• REQUIREMENT: Copy the data exactly as it appears, and do not include any pictures.

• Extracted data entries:
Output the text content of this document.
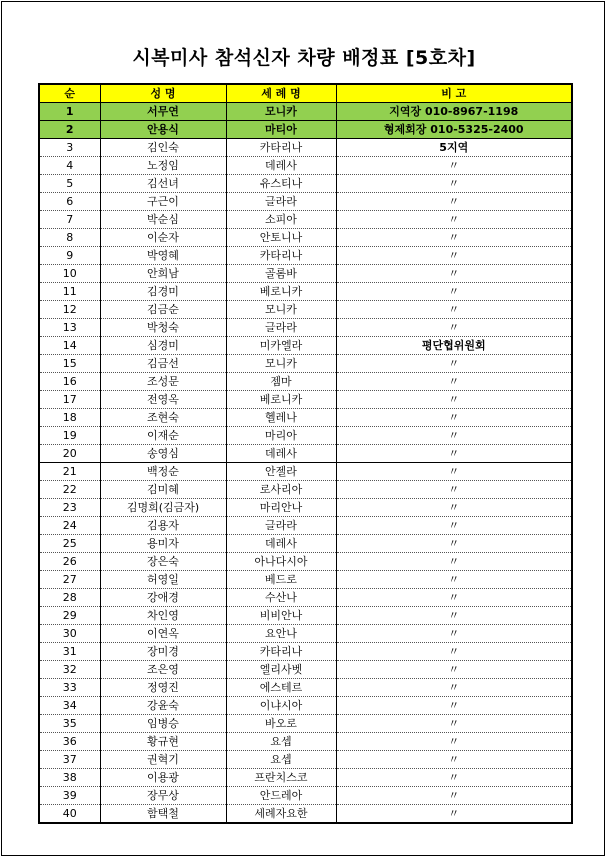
시복미사 참석신자 차량 배정표 [5호차]
순	성 명	세 례 명	비 고
1	서무연	모니카	지역장 010-8967-1198
2	안용식	마티아	형제회장 010-5325-2400
3	김인숙	카타리나	5지역
4	노정임	데레사	〃
5	김선녀	유스티나	〃
6	구근이	글라라	〃
7	박순심	소피아	〃
8	이순자	안토니나	〃
9	박영혜	카타리나	〃
10	안희남	골롬바	〃
11	김경미	베로니카	〃
12	김금순	모니카	〃
13	박청숙	글라라	〃
14	심경미	미카엘라	평단협위원회
15	김금선	모니카	〃
16	조성문	젬마	〃
17	전영옥	베로니카	〃
18	조현숙	헬레나	〃
19	이재순	마리아	〃
20	송영심	데레사	〃
21	백정순	안젤라	〃
22	김미혜	로사리아	〃
23	김명희(김금자)	마리안나	〃
24	김용자	글라라	〃
25	용미자	데레사	〃
26	장은숙	아나다시아	〃
27	허영일	베드로	〃
28	강애경	수산나	〃
29	차인영	비비안나	〃
30	이연옥	요안나	〃
31	장미경	카타리나	〃
32	조은영	엘리사벳	〃
33	정영진	에스테르	〃
34	강윤숙	이냐시아	〃
35	임병승	바오로	〃
36	황규현	요셉	〃
37	권혁기	요셉	〃
38	이용광	프란치스코	〃
39	장무상	안드레아	〃
40	함택철	세례자요한	〃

• RESPONSE:
Output the text content of this document.
시복미사 참석신자 차량 배정표 [5호차]
순	성 명	세 례 명	비 고
1	서무연	모니카	지역장 010-8967-1198
2	안용식	마티아	형제회장 010-5325-2400
3	김인숙	카타리나	5지역
4	노정임	데레사	〃
5	김선녀	유스티나	〃
6	구근이	글라라	〃
7	박순심	소피아	〃
8	이순자	안토니나	〃
9	박영혜	카타리나	〃
10	안희남	골롬바	〃
11	김경미	베로니카	〃
12	김금순	모니카	〃
13	박청숙	글라라	〃
14	심경미	미카엘라	평단협위원회
15	김금선	모니카	〃
16	조성문	젬마	〃
17	전영옥	베로니카	〃
18	조현숙	헬레나	〃
19	이재순	마리아	〃
20	송영심	데레사	〃
21	백정순	안젤라	〃
22	김미혜	로사리아	〃
23	김명희(김금자)	마리안나	〃
24	김용자	글라라	〃
25	용미자	데레사	〃
26	장은숙	아나다시아	〃
27	허영일	베드로	〃
28	강애경	수산나	〃
29	차인영	비비안나	〃
30	이연옥	요안나	〃
31	장미경	카타리나	〃
32	조은영	엘리사벳	〃
33	정영진	에스테르	〃
34	강윤숙	이냐시아	〃
35	임병승	바오로	〃
36	황규현	요셉	〃
37	권혁기	요셉	〃
38	이용광	프란치스코	〃
39	장무상	안드레아	〃
40	함택철	세례자요한	〃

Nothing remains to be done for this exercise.